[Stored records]
(begin)

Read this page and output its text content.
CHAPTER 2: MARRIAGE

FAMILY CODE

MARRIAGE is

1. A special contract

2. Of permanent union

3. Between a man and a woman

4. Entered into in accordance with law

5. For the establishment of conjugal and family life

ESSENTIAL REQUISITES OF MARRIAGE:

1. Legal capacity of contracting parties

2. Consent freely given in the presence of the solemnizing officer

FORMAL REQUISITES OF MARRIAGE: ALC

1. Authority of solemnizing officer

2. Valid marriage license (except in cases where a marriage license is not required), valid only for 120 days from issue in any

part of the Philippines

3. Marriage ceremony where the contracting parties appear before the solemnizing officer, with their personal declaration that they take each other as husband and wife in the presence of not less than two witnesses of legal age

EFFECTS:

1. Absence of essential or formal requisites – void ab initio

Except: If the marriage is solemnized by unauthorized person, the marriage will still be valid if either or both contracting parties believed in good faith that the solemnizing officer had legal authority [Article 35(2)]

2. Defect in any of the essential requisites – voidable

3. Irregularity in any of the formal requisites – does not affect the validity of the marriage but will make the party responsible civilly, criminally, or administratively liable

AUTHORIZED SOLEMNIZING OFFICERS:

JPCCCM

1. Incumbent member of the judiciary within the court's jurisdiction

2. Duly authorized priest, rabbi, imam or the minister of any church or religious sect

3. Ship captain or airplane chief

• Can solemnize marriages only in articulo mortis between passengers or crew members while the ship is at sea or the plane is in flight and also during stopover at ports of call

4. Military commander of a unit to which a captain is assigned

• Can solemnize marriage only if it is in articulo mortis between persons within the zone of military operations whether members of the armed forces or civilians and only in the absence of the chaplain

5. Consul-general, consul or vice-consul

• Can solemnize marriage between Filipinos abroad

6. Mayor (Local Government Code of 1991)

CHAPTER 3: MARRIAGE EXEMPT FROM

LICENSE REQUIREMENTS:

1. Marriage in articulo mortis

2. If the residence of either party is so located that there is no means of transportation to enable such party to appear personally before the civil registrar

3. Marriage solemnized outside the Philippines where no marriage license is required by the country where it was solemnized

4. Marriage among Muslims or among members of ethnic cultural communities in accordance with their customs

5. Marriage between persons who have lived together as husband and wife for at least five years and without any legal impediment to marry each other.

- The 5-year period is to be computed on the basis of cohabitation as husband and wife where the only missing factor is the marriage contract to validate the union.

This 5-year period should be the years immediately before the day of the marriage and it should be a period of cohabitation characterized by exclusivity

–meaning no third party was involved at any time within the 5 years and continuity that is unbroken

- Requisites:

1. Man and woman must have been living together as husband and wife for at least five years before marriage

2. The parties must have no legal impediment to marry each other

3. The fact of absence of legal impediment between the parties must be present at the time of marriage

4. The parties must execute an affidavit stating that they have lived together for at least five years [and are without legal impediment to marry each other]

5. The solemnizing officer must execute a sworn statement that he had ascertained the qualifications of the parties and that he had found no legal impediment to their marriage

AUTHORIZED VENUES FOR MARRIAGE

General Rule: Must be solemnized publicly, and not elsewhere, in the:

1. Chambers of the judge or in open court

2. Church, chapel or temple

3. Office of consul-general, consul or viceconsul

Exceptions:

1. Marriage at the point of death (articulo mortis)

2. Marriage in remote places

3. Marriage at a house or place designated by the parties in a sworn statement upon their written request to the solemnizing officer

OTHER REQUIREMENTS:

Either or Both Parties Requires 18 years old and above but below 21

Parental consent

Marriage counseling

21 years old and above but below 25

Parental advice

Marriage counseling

(end)

* **EXERCISE REQUIREMENTS**
Reproduce the entries above in full by retyping them exactly.

* **SOLVED PROBLEM**
Read this page and output its text content.
CHAPTER 2: MARRIAGE

FAMILY CODE

MARRIAGE is

1. A special contract

2. Of permanent union

3. Between a man and a woman

4. Entered into in accordance with law

5. For the establishment of conjugal and family life

ESSENTIAL REQUISITES OF MARRIAGE:

1. Legal capacity of contracting parties

2. Consent freely given in the presence of the solemnizing officer

FORMAL REQUISITES OF MARRIAGE: ALC

1. Authority of solemnizing officer

2. Valid marriage license (except in cases where a marriage license is not required), valid only for 120 days from issue in any

part of the Philippines

3. Marriage ceremony where the contracting parties appear before the solemnizing officer, with their personal declaration that they take each other as husband and wife in the presence of not less than two witnesses of legal age

EFFECTS:

1. Absence of essential or formal requisites – void ab initio

Except: If the marriage is solemnized by unauthorized person, the marriage will still be valid if either or both contracting parties believed in good faith that the solemnizing officer had legal authority [Article 35(2)]

2. Defect in any of the essential requisites – voidable

3. Irregularity in any of the formal requisites – does not affect the validity of the marriage but will make the party responsible civilly, criminally, or administratively liable

AUTHORIZED SOLEMNIZING OFFICERS:

JPCCCM

1. Incumbent member of the judiciary within the court's jurisdiction

2. Duly authorized priest, rabbi, imam or the minister of any church or religious sect

3. Ship captain or airplane chief

• Can solemnize marriages only in articulo mortis between passengers or crew members while the ship is at sea or the plane is in flight and also during stopover at ports of call

4. Military commander of a unit to which a captain is assigned

• Can solemnize marriage only if it is in articulo mortis between persons within the zone of military operations whether members of the armed forces or civilians and only in the absence of the chaplain

5. Consul-general, consul or vice-consul

• Can solemnize marriage between Filipinos abroad

6. Mayor (Local Government Code of 1991)

CHAPTER 3: MARRIAGE EXEMPT FROM

LICENSE REQUIREMENTS:

1. Marriage in articulo mortis

2. If the residence of either party is so located that there is no means of transportation to enable such party to appear personally before the civil registrar

3. Marriage solemnized outside the Philippines where no marriage license is required by the country where it was solemnized

4. Marriage among Muslims or among members of ethnic cultural communities in accordance with their customs

5. Marriage between persons who have lived together as husband and wife for at least five years and without any legal impediment to marry each other.

- The 5-year period is to be computed on the basis of cohabitation as husband and wife where the only missing factor is the marriage contract to validate the union.

This 5-year period should be the years immediately before the day of the marriage and it should be a period of cohabitation characterized by exclusivity

–meaning no third party was involved at any time within the 5 years and continuity that is unbroken

- Requisites:

1. Man and woman must have been living together as husband and wife for at least five years before marriage

2. The parties must have no legal impediment to marry each other

3. The fact of absence of legal impediment between the parties must be present at the time of marriage

4. The parties must execute an affidavit stating that they have lived together for at least five years [and are without legal impediment to marry each other]

5. The solemnizing officer must execute a sworn statement that he had ascertained the qualifications of the parties and that he had found no legal impediment to their marriage

AUTHORIZED VENUES FOR MARRIAGE

General Rule: Must be solemnized publicly, and not elsewhere, in the:

1. Chambers of the judge or in open court

2. Church, chapel or temple

3. Office of consul-general, consul or viceconsul

Exceptions:

1. Marriage at the point of death (articulo mortis)

2. Marriage in remote places

3. Marriage at a house or place designated by the parties in a sworn statement upon their written request to the solemnizing officer

OTHER REQUIREMENTS:

Either or Both Parties Requires 18 years old and above but below 21

Parental consent

Marriage counseling

21 years old and above but below 25

Parental advice

Marriage counseling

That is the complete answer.